[Dataset entries]
>> start

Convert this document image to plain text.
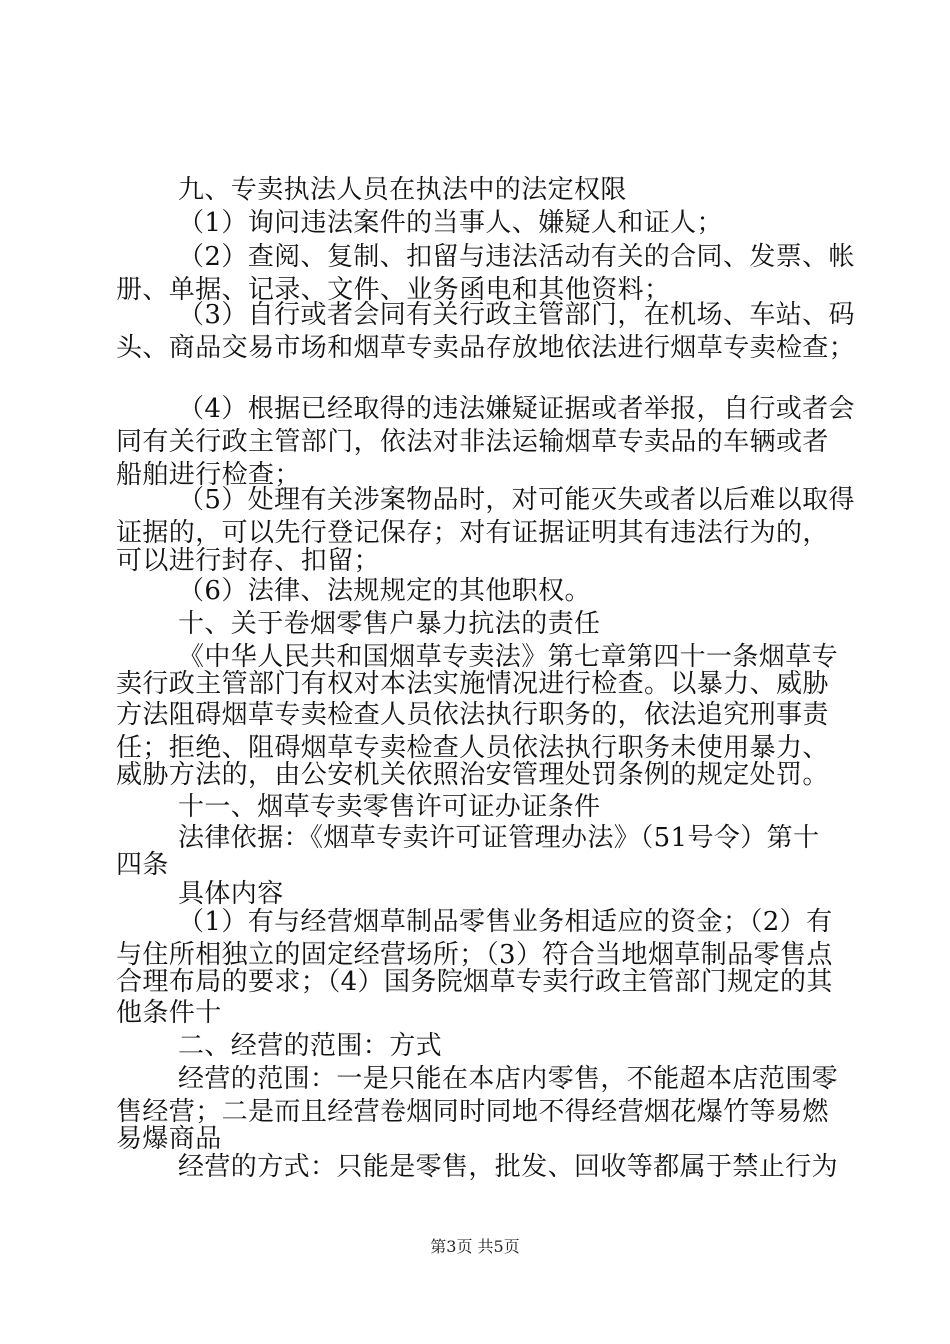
九、专卖执法人员在执法中的法定权限
（1）询问违法案件的当事人、嫌疑人和证人；
（2）查阅、复制、扣留与违法活动有关的合同、发票、帐
册、单据、记录、文件、业务函电和其他资料；
（3）自行或者会同有关行政主管部门，在机场、车站、码
头、商品交易市场和烟草专卖品存放地依法进行烟草专卖检查；
（4）根据已经取得的违法嫌疑证据或者举报，自行或者会
同有关行政主管部门，依法对非法运输烟草专卖品的车辆或者
船舶进行检查；
（5）处理有关涉案物品时，对可能灭失或者以后难以取得
证据的，可以先行登记保存；对有证据证明其有违法行为的，
可以进行封存、扣留；
（6）法律、法规规定的其他职权。
十、关于卷烟零售户暴力抗法的责任
《中华人民共和国烟草专卖法》第七章第四十一条烟草专
卖行政主管部门有权对本法实施情况进行检查。以暴力、威胁
方法阻碍烟草专卖检查人员依法执行职务的，依法追究刑事责
任；拒绝、阻碍烟草专卖检查人员依法执行职务未使用暴力、
威胁方法的，由公安机关依照治安管理处罚条例的规定处罚。
十一、烟草专卖零售许可证办证条件
法律依据：《烟草专卖许可证管理办法》（51号令）第十
四条
具体内容
（1）有与经营烟草制品零售业务相适应的资金；（2）有
与住所相独立的固定经营场所；（3）符合当地烟草制品零售点
合理布局的要求；（4）国务院烟草专卖行政主管部门规定的其
他条件十
二、经营的范围：方式
经营的范围：一是只能在本店内零售，不能超本店范围零
售经营；二是而且经营卷烟同时同地不得经营烟花爆竹等易燃
易爆商品
经营的方式：只能是零售，批发、回收等都属于禁止行为
第3页 共5页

>> end

TASK REQUIREMENTS - Pick out and copy every line that contains the word "经营的范围".

RESPONSE TO THE TASK -
二、经营的范围：方式
经营的范围：一是只能在本店内零售，不能超本店范围零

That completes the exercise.